[start DATA LISTING]

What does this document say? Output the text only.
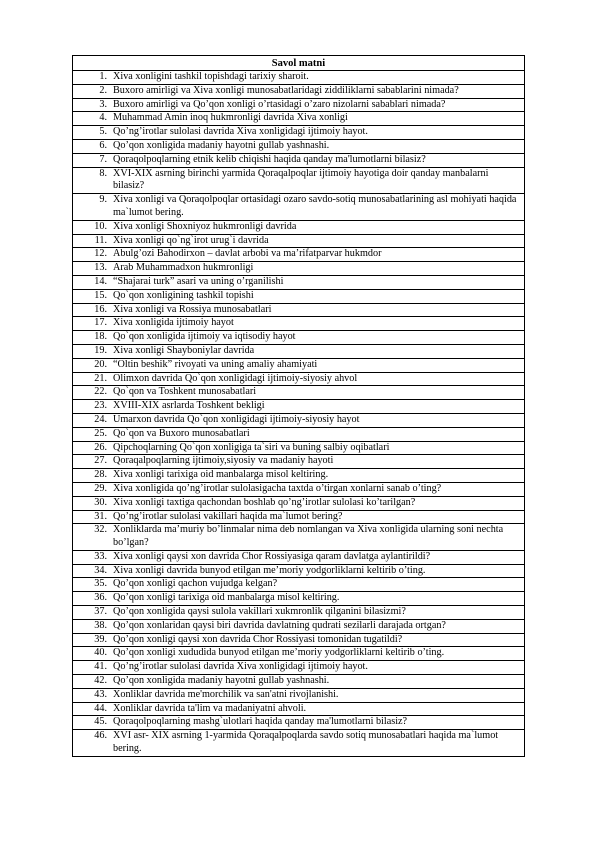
Savol matni

1. Xiva xonligini tashkil topishdagi tarixiy sharoit.

2. Buxoro amirligi va Xiva xonligi munosabatlaridagi ziddiliklarni sabablarini nimada?

3. Buxoro amirligi va Qo’qon xonligi o’rtasidagi o’zaro nizolarni sabablari nimada?

4. Muhammad Amin inoq hukmronligi davrida Xiva xonligi

5. Qo’ng’irotlar sulolasi davrida Xiva xonligidagi ijtimoiy hayot.

6. Qo’qon xonligida madaniy hayotni gullab yashnashi.

7. Qoraqolpoqlarning etnik kelib chiqishi haqida qanday ma'lumotlarni bilasiz?

8. XVI-XIX asrning birinchi yarmida Qoraqalpoqlar ijtimoiy hayotiga doir qanday manbalarni bilasiz?

9. Xiva xonligi va Qoraqolpoqlar ortasidagi ozaro savdo-sotiq munosabatlarining asl mohiyati haqida ma`lumot bering.

10. Xiva xonligi Shoxniyoz hukmronligi davrida

11. Xiva xonligi qo`ng`irot urug`i davrida

12. Abulg’ozi Bahodirxon – davlat arbobi va ma’rifatparvar hukmdor

13. Arab Muhammadxon hukmronligi

14. “Shajarai turk” asari va uning o’rganilishi

15. Qo`qon xonligining tashkil topishi

16. Xiva xonligi va Rossiya munosabatlari

17. Xiva xonligida ijtimoiy hayot

18. Qo`qon xonligida ijtimoiy va iqtisodiy hayot

19. Xiva xonligi Shayboniylar davrida

20. “Oltin beshik” rivoyati va uning amaliy ahamiyati

21. Olimxon davrida Qo`qon xonligidagi ijtimoiy-siyosiy ahvol

22. Qo`qon va Toshkent munosabatlari

23. XVIII-XIX asrlarda Toshkent bekligi

24. Umarxon davrida Qo`qon xonligidagi ijtimoiy-siyosiy hayot

25. Qo`qon va Buxoro munosabatlari

26. Qipchoqlarning Qo`qon xonligiga ta`siri va buning salbiy oqibatlari

27. Qoraqalpoqlarning ijtimoiy,siyosiy va madaniy hayoti

28. Xiva xonligi tarixiga oid manbalarga misol keltiring.

29. Xiva xonligida qo’ng’irotlar sulolasigacha taxtda o’tirgan xonlarni sanab o’ting?

30. Xiva xonligi taxtiga qachondan boshlab qo’ng’irotlar sulolasi ko’tarilgan?

31. Qo’ng’irotlar sulolasi vakillari haqida ma`lumot bering?

32. Xonliklarda ma’muriy bo’linmalar nima deb nomlangan va Xiva xonligida ularning soni nechta bo’lgan?

33. Xiva xonligi qaysi xon davrida Chor Rossiyasiga qaram davlatga aylantirildi?

34. Xiva xonligi davrida bunyod etilgan me’moriy yodgorliklarni keltirib o’ting.

35. Qo’qon xonligi qachon vujudga kelgan?

36. Qo’qon xonligi tarixiga oid manbalarga misol keltiring.

37. Qo’qon xonligida qaysi sulola vakillari xukmronlik qilganini bilasizmi?

38. Qo’qon xonlaridan qaysi biri davrida davlatning qudrati sezilarli darajada ortgan?

39. Qo’qon xonligi qaysi xon davrida Chor Rossiyasi tomonidan tugatildi?

40. Qo’qon xonligi xududida bunyod etilgan me’moriy yodgorliklarni keltirib o’ting.

41. Qo’ng’irotlar sulolasi davrida Xiva xonligidagi ijtimoiy hayot.

42. Qo’qon xonligida madaniy hayotni gullab yashnashi.

43. Xonliklar davrida me'morchilik va san'atni rivojlanishi.

44. Xonliklar davrida ta'lim va madaniyatni ahvoli.

45. Qoraqolpoqlarning mashg`ulotlari haqida qanday ma'lumotlarni bilasiz?

46. XVI asr- XIX asrning 1-yarmida Qoraqalpoqlarda savdo sotiq munosabatlari haqida ma`lumot bering.
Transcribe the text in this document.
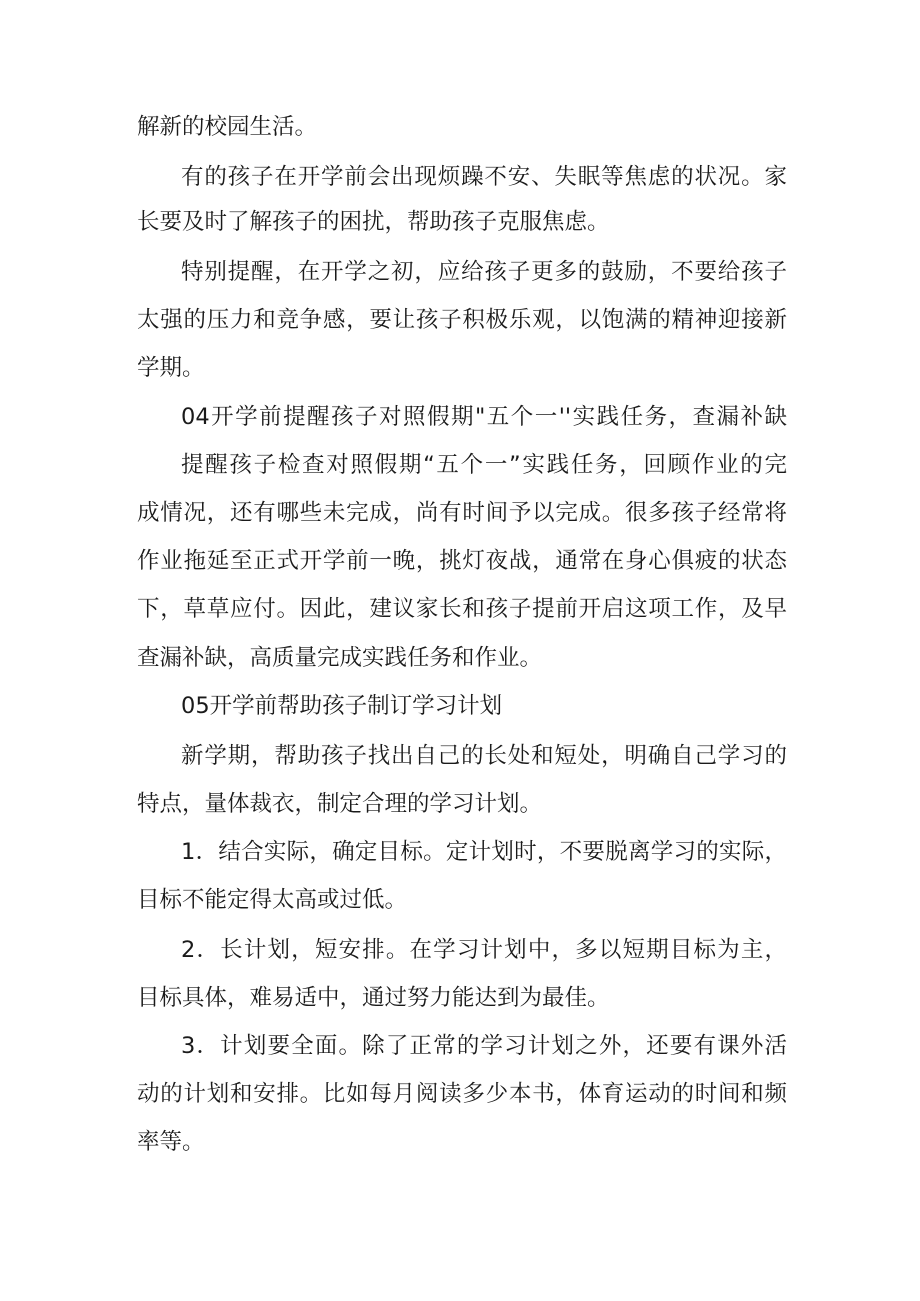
解新的校园生活。
有的孩子在开学前会出现烦躁不安、失眠等焦虑的状况。家
长要及时了解孩子的困扰，帮助孩子克服焦虑。
特别提醒，在开学之初，应给孩子更多的鼓励，不要给孩子
太强的压力和竞争感，要让孩子积极乐观，以饱满的精神迎接新
学期。
04开学前提醒孩子对照假期"五个一''实践任务，查漏补缺
提醒孩子检查对照假期“五个一”实践任务，回顾作业的完
成情况，还有哪些未完成，尚有时间予以完成。很多孩子经常将
作业拖延至正式开学前一晚，挑灯夜战，通常在身心俱疲的状态
下，草草应付。因此，建议家长和孩子提前开启这项工作，及早
查漏补缺，高质量完成实践任务和作业。
05开学前帮助孩子制订学习计划
新学期，帮助孩子找出自己的长处和短处，明确自己学习的
特点，量体裁衣，制定合理的学习计划。
1．结合实际，确定目标。定计划时，不要脱离学习的实际，
目标不能定得太高或过低。
2．长计划，短安排。在学习计划中，多以短期目标为主，
目标具体，难易适中，通过努力能达到为最佳。
3．计划要全面。除了正常的学习计划之外，还要有课外活
动的计划和安排。比如每月阅读多少本书，体育运动的时间和频
率等。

[end DATA LISTING]

• [THE REQUEST]:
Reproduce the material above in full, exactly, with no images.

• [SOLUTION FOR THIS EXERCISE]:
What does this document say? Output the text only.
Savol matni

1. Xiva xonligini tashkil topishdagi tarixiy sharoit.

2. Buxoro amirligi va Xiva xonligi munosabatlaridagi ziddiliklarni sabablarini nimada?

3. Buxoro amirligi va Qo’qon xonligi o’rtasidagi o’zaro nizolarni sabablari nimada?

4. Muhammad Amin inoq hukmronligi davrida Xiva xonligi

5. Qo’ng’irotlar sulolasi davrida Xiva xonligidagi ijtimoiy hayot.

6. Qo’qon xonligida madaniy hayotni gullab yashnashi.

7. Qoraqolpoqlarning etnik kelib chiqishi haqida qanday ma'lumotlarni bilasiz?

8. XVI-XIX asrning birinchi yarmida Qoraqalpoqlar ijtimoiy hayotiga doir qanday manbalarni bilasiz?

9. Xiva xonligi va Qoraqolpoqlar ortasidagi ozaro savdo-sotiq munosabatlarining asl mohiyati haqida ma`lumot bering.

10. Xiva xonligi Shoxniyoz hukmronligi davrida

11. Xiva xonligi qo`ng`irot urug`i davrida

12. Abulg’ozi Bahodirxon – davlat arbobi va ma’rifatparvar hukmdor

13. Arab Muhammadxon hukmronligi

14. “Shajarai turk” asari va uning o’rganilishi

15. Qo`qon xonligining tashkil topishi

16. Xiva xonligi va Rossiya munosabatlari

17. Xiva xonligida ijtimoiy hayot

18. Qo`qon xonligida ijtimoiy va iqtisodiy hayot

19. Xiva xonligi Shayboniylar davrida

20. “Oltin beshik” rivoyati va uning amaliy ahamiyati

21. Olimxon davrida Qo`qon xonligidagi ijtimoiy-siyosiy ahvol

22. Qo`qon va Toshkent munosabatlari

23. XVIII-XIX asrlarda Toshkent bekligi

24. Umarxon davrida Qo`qon xonligidagi ijtimoiy-siyosiy hayot

25. Qo`qon va Buxoro munosabatlari

26. Qipchoqlarning Qo`qon xonligiga ta`siri va buning salbiy oqibatlari

27. Qoraqalpoqlarning ijtimoiy,siyosiy va madaniy hayoti

28. Xiva xonligi tarixiga oid manbalarga misol keltiring.

29. Xiva xonligida qo’ng’irotlar sulolasigacha taxtda o’tirgan xonlarni sanab o’ting?

30. Xiva xonligi taxtiga qachondan boshlab qo’ng’irotlar sulolasi ko’tarilgan?

31. Qo’ng’irotlar sulolasi vakillari haqida ma`lumot bering?

32. Xonliklarda ma’muriy bo’linmalar nima deb nomlangan va Xiva xonligida ularning soni nechta bo’lgan?

33. Xiva xonligi qaysi xon davrida Chor Rossiyasiga qaram davlatga aylantirildi?

34. Xiva xonligi davrida bunyod etilgan me’moriy yodgorliklarni keltirib o’ting.

35. Qo’qon xonligi qachon vujudga kelgan?

36. Qo’qon xonligi tarixiga oid manbalarga misol keltiring.

37. Qo’qon xonligida qaysi sulola vakillari xukmronlik qilganini bilasizmi?

38. Qo’qon xonlaridan qaysi biri davrida davlatning qudrati sezilarli darajada ortgan?

39. Qo’qon xonligi qaysi xon davrida Chor Rossiyasi tomonidan tugatildi?

40. Qo’qon xonligi xududida bunyod etilgan me’moriy yodgorliklarni keltirib o’ting.

41. Qo’ng’irotlar sulolasi davrida Xiva xonligidagi ijtimoiy hayot.

42. Qo’qon xonligida madaniy hayotni gullab yashnashi.

43. Xonliklar davrida me'morchilik va san'atni rivojlanishi.

44. Xonliklar davrida ta'lim va madaniyatni ahvoli.

45. Qoraqolpoqlarning mashg`ulotlari haqida qanday ma'lumotlarni bilasiz?

46. XVI asr- XIX asrning 1-yarmida Qoraqalpoqlarda savdo sotiq munosabatlari haqida ma`lumot bering.
Transcribe the text in this document.
解新的校园生活。
有的孩子在开学前会出现烦躁不安、失眠等焦虑的状况。家
长要及时了解孩子的困扰，帮助孩子克服焦虑。
特别提醒，在开学之初，应给孩子更多的鼓励，不要给孩子
太强的压力和竞争感，要让孩子积极乐观，以饱满的精神迎接新
学期。
04开学前提醒孩子对照假期"五个一''实践任务，查漏补缺
提醒孩子检查对照假期“五个一”实践任务，回顾作业的完
成情况，还有哪些未完成，尚有时间予以完成。很多孩子经常将
作业拖延至正式开学前一晚，挑灯夜战，通常在身心俱疲的状态
下，草草应付。因此，建议家长和孩子提前开启这项工作，及早
查漏补缺，高质量完成实践任务和作业。
05开学前帮助孩子制订学习计划
新学期，帮助孩子找出自己的长处和短处，明确自己学习的
特点，量体裁衣，制定合理的学习计划。
1．结合实际，确定目标。定计划时，不要脱离学习的实际，
目标不能定得太高或过低。
2．长计划，短安排。在学习计划中，多以短期目标为主，
目标具体，难易适中，通过努力能达到为最佳。
3．计划要全面。除了正常的学习计划之外，还要有课外活
动的计划和安排。比如每月阅读多少本书，体育运动的时间和频
率等。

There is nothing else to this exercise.